■ **Written instruction**
Pictures should be excluded; otherwise, copy every entry exactly.

(Entries with figure data)
╔══

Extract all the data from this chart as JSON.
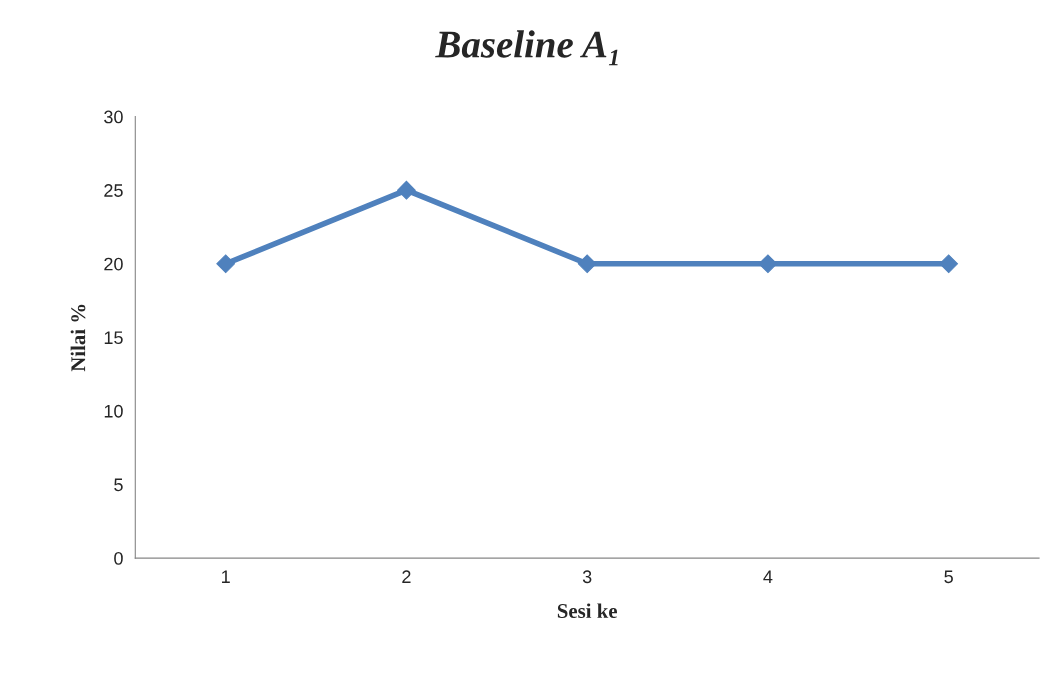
{
  "chart_data": {
    "type": "line",
    "title": "Baseline A₁",
    "xlabel": "Sesi ke",
    "ylabel": "Nilai %",
    "categories": [
      "1",
      "2",
      "3",
      "4",
      "5"
    ],
    "series": [
      {
        "color": "#4f81bd",
        "values": [
          20,
          25,
          20,
          20,
          20
        ]
      }
    ],
    "ylim": [
      0,
      30
    ],
    "yticks": [
      0,
      5,
      10,
      15,
      20,
      25,
      30
    ],
    "marker": "diamond",
    "line_style": "solid",
    "grid": false,
    "legend": false
  }
}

╚══

■ **Finished exercise**
Extract all the data from this chart as JSON.
{
  "chart_data": {
    "type": "line",
    "title": "Baseline A₁",
    "xlabel": "Sesi ke",
    "ylabel": "Nilai %",
    "categories": [
      "1",
      "2",
      "3",
      "4",
      "5"
    ],
    "series": [
      {
        "color": "#4f81bd",
        "values": [
          20,
          25,
          20,
          20,
          20
        ]
      }
    ],
    "ylim": [
      0,
      30
    ],
    "yticks": [
      0,
      5,
      10,
      15,
      20,
      25,
      30
    ],
    "marker": "diamond",
    "line_style": "solid",
    "grid": false,
    "legend": false
  }
}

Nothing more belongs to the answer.